** START OF DATA PROVIDED **
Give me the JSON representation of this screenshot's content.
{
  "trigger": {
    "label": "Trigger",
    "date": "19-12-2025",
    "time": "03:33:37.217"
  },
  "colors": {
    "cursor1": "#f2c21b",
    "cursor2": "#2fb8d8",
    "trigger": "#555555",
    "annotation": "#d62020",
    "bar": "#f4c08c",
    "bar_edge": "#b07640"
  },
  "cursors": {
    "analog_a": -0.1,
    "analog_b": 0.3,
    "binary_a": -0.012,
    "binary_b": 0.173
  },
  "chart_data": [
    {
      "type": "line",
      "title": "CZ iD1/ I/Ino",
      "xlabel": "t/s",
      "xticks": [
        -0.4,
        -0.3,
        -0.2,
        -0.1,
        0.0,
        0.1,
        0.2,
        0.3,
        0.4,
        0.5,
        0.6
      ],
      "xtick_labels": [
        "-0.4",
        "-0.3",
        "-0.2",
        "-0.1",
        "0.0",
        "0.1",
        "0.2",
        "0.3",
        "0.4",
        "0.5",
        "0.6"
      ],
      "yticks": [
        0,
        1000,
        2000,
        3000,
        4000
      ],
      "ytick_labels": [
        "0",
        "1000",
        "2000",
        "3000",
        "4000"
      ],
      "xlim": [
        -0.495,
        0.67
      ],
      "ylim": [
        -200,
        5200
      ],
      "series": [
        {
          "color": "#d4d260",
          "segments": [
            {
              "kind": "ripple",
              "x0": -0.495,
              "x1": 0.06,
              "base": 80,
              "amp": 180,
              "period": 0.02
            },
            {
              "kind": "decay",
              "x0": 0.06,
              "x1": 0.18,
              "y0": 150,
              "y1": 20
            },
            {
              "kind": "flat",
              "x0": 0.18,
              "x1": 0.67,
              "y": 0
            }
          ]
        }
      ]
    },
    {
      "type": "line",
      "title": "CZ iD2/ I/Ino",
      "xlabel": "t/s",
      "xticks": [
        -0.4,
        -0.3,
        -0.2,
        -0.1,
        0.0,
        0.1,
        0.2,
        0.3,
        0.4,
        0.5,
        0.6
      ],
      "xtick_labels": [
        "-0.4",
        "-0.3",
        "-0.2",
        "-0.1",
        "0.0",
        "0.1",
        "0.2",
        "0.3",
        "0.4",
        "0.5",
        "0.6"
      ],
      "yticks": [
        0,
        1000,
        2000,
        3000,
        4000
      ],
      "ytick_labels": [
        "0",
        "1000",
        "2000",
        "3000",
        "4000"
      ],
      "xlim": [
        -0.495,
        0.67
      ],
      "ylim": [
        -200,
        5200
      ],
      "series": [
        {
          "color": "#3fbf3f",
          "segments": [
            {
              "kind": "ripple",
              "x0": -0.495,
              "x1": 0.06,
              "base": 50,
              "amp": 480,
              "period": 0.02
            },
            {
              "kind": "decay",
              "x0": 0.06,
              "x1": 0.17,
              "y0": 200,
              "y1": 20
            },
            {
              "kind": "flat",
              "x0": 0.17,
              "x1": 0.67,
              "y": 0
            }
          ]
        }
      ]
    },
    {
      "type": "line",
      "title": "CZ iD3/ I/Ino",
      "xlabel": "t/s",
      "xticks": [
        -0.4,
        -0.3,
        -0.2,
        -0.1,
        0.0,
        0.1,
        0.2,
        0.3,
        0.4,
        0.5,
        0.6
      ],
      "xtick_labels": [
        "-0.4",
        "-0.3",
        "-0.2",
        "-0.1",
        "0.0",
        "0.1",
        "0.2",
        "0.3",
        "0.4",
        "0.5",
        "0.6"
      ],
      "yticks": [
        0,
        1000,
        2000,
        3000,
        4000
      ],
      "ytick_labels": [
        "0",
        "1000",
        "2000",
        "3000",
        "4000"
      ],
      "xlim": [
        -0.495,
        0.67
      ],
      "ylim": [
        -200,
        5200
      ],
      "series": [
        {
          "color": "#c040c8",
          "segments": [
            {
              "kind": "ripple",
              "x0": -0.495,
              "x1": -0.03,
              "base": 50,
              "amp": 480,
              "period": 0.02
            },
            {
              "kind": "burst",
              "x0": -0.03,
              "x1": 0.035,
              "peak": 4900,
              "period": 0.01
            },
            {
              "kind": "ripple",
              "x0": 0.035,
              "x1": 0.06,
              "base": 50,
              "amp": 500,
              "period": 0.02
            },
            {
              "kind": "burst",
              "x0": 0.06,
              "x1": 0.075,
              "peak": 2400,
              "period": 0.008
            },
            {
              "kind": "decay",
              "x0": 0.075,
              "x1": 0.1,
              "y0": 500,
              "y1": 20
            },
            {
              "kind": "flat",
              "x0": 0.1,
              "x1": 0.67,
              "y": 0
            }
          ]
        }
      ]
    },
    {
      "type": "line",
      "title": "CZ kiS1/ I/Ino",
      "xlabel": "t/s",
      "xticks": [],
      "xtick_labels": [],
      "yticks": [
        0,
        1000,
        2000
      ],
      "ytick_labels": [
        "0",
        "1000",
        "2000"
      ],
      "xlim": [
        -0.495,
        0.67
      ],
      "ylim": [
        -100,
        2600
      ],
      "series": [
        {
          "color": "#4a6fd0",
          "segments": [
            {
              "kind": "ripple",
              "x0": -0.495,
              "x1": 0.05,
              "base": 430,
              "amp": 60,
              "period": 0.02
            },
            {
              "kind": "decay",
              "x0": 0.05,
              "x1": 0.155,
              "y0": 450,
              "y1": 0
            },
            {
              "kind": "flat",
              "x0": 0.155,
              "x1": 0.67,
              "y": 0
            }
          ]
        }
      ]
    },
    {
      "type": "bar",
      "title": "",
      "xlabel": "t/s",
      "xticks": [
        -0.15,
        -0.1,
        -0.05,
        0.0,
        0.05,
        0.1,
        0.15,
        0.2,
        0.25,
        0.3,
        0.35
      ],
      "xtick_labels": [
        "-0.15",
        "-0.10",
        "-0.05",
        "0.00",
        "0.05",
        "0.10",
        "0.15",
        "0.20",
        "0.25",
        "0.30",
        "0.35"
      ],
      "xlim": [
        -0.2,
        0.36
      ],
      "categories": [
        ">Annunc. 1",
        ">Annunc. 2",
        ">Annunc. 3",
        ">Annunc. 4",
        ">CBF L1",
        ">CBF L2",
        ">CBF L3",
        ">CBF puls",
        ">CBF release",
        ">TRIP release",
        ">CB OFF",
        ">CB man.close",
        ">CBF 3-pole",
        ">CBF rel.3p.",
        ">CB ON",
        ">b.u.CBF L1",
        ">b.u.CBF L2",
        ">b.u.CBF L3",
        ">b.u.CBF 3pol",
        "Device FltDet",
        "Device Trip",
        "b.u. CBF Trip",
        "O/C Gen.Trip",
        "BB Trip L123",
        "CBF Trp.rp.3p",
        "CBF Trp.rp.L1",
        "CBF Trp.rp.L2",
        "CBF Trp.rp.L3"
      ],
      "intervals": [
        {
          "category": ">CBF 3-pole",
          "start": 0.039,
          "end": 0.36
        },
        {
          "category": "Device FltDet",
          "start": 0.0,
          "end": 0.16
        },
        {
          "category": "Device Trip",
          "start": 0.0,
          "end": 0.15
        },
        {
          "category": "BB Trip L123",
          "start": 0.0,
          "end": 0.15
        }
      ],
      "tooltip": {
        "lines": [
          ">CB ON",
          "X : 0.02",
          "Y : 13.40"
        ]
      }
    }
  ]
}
** END OF DATA PROVIDED **
**WHAT THE EXERCISE ASKS**
Among the records above, find each line holding the string "Device" and pull it out.

**PROBLEM SOLUTION**
        "Device FltDet",
        "Device Trip",
          "category": "Device FltDet",
          "category": "Device Trip",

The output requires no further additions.